### TEXT SECTION
━━━━

Notes Receivable, Policy [Policy Text Block]

Notes Receivable

 

The Company does not routinely issue notes receivable in the ordinary course of business, but when a business opportunity arises, a subsidiary may issue a note if it appears to be favorable to the Company. Notes receivable are recorded at their principal amount and interest is accrued quarterly based on the applicable interest rate. The Company makes an assessment of the ultimate collectability of each note receivable on an annual basis based upon the financial condition of the borrower and adjusts the carrying value of the note receivable as deemed appropriate.

Property, Plant and Equipment, Policy [Policy Text Block]

Property and Equipment

 

Property and equipment are recorded at cost. Expenditures for maintenance and repairs are charged to operations as incurred, while renewals and betterments are capitalized. Gains and losses on disposals are included in the results of operations. Depreciation is computed using the straight-line method based on the estimated useful lives for each of the following asset classifications.

 

Furniture and fixtures (in years)  5 

Equipment (in years)

  7 

 

The Company evaluates at each balance sheet date whether events and circumstances have occurred that indicate possible impairment. If there are indications of impairment, then the Company uses estimated future undiscounted cash flows of the related asset or asset grouping over the remaining life in measuring whether the assets are recoverable. In the event such cash flows are not expected to be sufficient to recover the recorded asset values, the assets are written down to their estimated fair value. Property and equipment to be disposed are reported at the lower of carrying amount or fair value of the asset less cost to sell.

Goodwill and Intangible Assets, Goodwill, Policy [Policy Text Block]

Goodwill and Other Intangible Assets

 

Goodwill is the excess of the purchase price over the fair value of identifiable net assets acquired in business combinations accounted for under the acquisition method of accounting. The Company tests its goodwill annually as of December 31, or more often if events and circumstances indicate that those assets might not be recoverable. As of the year ended December 31, 2022, the Company reported $737,869 of goodwill under the CrossingBridge operations segment.

 

Impairment testing of goodwill is required at the reporting-unit level (operating segment or one level below operating segment). The impairment test involves calculating the impairment of goodwill based solely on the excess of the carrying value of the reporting unit over the fair value of the reporting unit. Prior to performing the impairment test, the Company may make a qualitative assessment of the likelihood of goodwill impairment to determine whether a detailed quantitative analysis is required. The Company estimates the fair value of its reporting units using discounted expected future cash flows.

 

Intangible assets (other than goodwill) consist of customer relationships, trade names, and domain names held under the Willow Oak and internet operations segments. As of December 31, 2022, the Company owned 242 domain names. When management determines that material intangible assets are acquired in conjunction with the purchase of a business, the Company determines the fair values of the identifiable intangible assets by taking into account internal and external appraisals. Intangible assets determined to have definite lives are amortized over their estimated useful lives. The Company evaluates at each balance sheet date whether events and circumstances have occurred that indicate possible impairment. If there are indications of impairment, then the Company uses estimated future undiscounted cash flows of the related intangible asset or asset grouping over the remaining life in measuring whether the assets are recoverable. In the event such cash flows are not expected to be sufficient to recover the recorded asset values, the assets are written down to their estimated fair value. As of the year ended December 31, 2022, the Company reported $534,195 and $689,731 of intangible assets, net of amortization, under the Willow Oak and internet operations segments, respectively.

━━━━

### ENTRIES
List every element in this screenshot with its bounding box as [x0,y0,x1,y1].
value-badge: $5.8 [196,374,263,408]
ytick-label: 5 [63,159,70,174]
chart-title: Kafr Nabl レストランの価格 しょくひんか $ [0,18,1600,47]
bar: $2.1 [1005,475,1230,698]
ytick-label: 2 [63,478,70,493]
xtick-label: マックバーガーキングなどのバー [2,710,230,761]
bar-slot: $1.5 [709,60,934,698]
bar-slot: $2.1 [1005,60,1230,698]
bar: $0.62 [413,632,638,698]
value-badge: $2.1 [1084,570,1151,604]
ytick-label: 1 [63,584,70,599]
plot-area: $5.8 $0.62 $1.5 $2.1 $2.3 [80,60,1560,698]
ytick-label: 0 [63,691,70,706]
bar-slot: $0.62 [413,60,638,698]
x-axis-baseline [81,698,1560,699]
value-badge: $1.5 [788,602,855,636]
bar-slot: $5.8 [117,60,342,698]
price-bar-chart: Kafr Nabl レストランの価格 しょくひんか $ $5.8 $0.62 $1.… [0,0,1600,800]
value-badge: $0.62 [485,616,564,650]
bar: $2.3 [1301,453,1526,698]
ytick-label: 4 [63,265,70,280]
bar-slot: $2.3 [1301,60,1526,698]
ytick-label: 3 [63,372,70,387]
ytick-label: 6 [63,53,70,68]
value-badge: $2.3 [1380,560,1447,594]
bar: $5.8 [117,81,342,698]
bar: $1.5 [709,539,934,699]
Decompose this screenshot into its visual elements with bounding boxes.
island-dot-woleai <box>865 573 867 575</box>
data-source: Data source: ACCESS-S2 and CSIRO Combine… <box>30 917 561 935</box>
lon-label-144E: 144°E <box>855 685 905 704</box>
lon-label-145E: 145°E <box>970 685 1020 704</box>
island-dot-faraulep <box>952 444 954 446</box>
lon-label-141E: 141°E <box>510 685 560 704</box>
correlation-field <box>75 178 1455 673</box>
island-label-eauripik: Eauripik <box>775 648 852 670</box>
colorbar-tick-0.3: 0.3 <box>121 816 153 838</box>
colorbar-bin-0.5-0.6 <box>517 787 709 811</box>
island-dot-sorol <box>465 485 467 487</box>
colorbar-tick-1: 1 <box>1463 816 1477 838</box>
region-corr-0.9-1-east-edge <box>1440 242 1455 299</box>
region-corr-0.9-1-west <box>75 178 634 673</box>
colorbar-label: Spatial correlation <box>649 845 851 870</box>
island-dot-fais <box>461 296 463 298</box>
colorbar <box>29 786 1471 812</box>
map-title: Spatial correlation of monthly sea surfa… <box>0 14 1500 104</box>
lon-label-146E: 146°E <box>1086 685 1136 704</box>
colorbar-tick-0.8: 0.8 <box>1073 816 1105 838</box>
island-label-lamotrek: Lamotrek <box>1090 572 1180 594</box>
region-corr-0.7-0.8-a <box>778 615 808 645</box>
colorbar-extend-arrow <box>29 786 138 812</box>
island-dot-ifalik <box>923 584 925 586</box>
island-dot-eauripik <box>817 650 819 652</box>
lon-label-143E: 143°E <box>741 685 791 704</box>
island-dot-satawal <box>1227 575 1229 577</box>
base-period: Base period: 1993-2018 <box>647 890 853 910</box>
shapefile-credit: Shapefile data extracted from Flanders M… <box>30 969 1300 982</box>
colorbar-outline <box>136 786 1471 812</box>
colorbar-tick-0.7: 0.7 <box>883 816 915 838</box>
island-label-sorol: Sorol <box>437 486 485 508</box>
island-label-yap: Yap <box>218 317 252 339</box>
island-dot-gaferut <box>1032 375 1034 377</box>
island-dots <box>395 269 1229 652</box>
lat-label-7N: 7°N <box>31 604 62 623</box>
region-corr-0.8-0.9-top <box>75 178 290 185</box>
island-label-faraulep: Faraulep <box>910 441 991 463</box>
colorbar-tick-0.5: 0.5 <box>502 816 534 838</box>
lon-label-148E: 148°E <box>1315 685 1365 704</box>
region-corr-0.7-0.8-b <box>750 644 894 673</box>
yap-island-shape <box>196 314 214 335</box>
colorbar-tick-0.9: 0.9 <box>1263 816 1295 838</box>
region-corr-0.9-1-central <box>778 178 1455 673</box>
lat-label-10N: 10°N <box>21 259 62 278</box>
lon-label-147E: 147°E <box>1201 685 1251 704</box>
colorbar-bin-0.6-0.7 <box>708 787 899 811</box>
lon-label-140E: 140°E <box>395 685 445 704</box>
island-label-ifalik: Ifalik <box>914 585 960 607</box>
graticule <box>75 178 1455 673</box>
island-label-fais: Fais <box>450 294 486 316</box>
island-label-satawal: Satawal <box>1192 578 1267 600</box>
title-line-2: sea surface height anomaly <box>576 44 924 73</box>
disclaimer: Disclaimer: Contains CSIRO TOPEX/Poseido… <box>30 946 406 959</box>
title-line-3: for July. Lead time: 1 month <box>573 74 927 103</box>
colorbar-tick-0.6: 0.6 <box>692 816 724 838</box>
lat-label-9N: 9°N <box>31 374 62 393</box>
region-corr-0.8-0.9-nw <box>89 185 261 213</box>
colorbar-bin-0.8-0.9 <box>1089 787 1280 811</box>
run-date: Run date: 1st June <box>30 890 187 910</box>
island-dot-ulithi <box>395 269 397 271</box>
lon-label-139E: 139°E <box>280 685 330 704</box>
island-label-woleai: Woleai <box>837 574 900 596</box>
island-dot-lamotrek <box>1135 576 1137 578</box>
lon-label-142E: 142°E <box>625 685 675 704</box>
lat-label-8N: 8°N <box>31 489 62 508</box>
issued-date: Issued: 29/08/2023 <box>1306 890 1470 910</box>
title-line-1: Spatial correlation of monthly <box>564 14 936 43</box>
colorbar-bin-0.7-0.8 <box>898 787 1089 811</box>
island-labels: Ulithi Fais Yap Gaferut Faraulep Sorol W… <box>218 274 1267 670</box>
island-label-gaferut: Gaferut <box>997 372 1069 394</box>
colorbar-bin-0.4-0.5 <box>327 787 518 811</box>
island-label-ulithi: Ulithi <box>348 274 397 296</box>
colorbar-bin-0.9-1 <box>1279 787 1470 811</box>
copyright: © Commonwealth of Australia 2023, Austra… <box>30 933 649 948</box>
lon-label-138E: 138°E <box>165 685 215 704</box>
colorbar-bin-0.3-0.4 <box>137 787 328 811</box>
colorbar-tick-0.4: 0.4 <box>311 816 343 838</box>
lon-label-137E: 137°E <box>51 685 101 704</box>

━━━━

### REQUIRED ACTIONS
**A)** For each statement below, say yes or no according to the accounting policy text, and quote the words of that text that decide it. (i) Interest on notes receivable is accrued monthly. (ii) The Company tests its goodwill annually as of December 31. (iii) As of December 31, 2022, the Company owned 242 domain names.
**B)** According to the accounting policy text, how much goodwill did the Company report under the CrossingBridge operations segment as of the year ended December 31, 2022?
**C)** Resume the accounting policy text, starting after its final sentence.
The material placed after the accounting policy text is separate from it.

### IN RESPONSE
**A)**
(i) No: "interest is accrued quarterly based on the applicable interest rate."
(ii) Yes: "The Company tests its goodwill annually as of December 31."
(iii) Yes: "As of December 31, 2022, the Company owned 242 domain names."

**B)** $737,869.

**C)**
 

As described in Note 4, during the three-month period ended December 31, 2022, the Company recorded a measurement period adjustment to the preliminary recorded fair value assigned to the value of the Company’s acquired intangible assets, specifically the domain names held under the internet operations segment, reducing the preliminarily assessed fair value from $235,000 to $175,000, with the decrease in value allocated to the Company’s residual amount of goodwill held as of December 31, 2022. This adjustment was the product of an expanded valuation analysis performed by management in December 2022. The fair values assigned to tangible and intangible assets acquired are based on management’s estimates and assumptions and may be subject to change as additional information is received. The Company expects to finalize the fair values of assets acquired and liabilities assumed as soon as practicable, but not later than one year from the Closing Date.

 

As a result of the Company’s impairment testing of goodwill and other intangible assets on December 31, 2022, the Company determined that there was no impairment adjustment necessary.

 

Amortization expenses on intangible assets during the years ended December 31, 2022 and 2021 totaled $31,074 and $0, respectively.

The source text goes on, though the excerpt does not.